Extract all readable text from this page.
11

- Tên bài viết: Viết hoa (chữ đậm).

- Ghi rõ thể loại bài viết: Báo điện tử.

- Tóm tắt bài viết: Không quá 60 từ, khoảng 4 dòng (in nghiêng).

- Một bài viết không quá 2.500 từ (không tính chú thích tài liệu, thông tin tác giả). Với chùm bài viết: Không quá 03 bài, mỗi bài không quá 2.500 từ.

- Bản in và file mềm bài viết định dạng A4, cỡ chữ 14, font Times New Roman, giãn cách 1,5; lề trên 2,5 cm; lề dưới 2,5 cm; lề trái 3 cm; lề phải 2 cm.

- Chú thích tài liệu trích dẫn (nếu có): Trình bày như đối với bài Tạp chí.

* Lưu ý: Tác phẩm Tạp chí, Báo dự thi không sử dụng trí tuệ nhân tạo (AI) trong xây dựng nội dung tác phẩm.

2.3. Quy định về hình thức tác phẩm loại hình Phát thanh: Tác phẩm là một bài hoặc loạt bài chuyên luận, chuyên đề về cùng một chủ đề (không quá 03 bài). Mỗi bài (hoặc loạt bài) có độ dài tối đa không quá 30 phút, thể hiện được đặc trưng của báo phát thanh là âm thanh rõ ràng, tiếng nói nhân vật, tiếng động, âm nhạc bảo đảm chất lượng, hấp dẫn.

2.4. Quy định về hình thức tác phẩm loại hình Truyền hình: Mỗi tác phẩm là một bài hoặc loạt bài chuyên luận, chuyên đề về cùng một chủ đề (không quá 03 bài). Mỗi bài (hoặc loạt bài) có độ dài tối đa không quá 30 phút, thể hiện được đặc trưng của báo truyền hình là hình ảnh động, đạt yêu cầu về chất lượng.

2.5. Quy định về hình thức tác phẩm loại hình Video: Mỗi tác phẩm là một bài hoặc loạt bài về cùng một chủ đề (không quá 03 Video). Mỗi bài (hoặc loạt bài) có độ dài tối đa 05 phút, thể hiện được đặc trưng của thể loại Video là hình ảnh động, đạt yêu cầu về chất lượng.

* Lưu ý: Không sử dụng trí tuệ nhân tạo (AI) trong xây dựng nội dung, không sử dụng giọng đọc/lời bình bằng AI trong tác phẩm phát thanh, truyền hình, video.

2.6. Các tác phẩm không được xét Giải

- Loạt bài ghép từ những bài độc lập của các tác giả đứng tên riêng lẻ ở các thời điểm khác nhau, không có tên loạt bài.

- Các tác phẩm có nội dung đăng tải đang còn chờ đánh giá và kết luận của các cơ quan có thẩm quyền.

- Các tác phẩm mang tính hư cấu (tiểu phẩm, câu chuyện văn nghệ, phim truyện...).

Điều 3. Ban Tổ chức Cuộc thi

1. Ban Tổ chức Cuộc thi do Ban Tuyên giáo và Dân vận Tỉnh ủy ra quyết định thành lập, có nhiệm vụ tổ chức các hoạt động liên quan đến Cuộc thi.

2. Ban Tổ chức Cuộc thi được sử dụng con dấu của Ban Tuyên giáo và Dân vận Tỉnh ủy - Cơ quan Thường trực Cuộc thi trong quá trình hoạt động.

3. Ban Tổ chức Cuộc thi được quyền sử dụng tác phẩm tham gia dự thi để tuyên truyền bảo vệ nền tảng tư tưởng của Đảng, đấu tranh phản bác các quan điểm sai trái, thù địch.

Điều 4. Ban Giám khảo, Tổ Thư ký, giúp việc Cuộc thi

---

(Directive) Pick out the lines containing the string "tính".

(Reply)
- Một bài viết không quá 2.500 từ (không tính chú thích tài liệu, thông tin tác giả). Với chùm bài viết: Không quá 03 bài, mỗi bài không quá 2.500 từ.
- Các tác phẩm mang tính hư cấu (tiểu phẩm, câu chuyện văn nghệ, phim truyện...).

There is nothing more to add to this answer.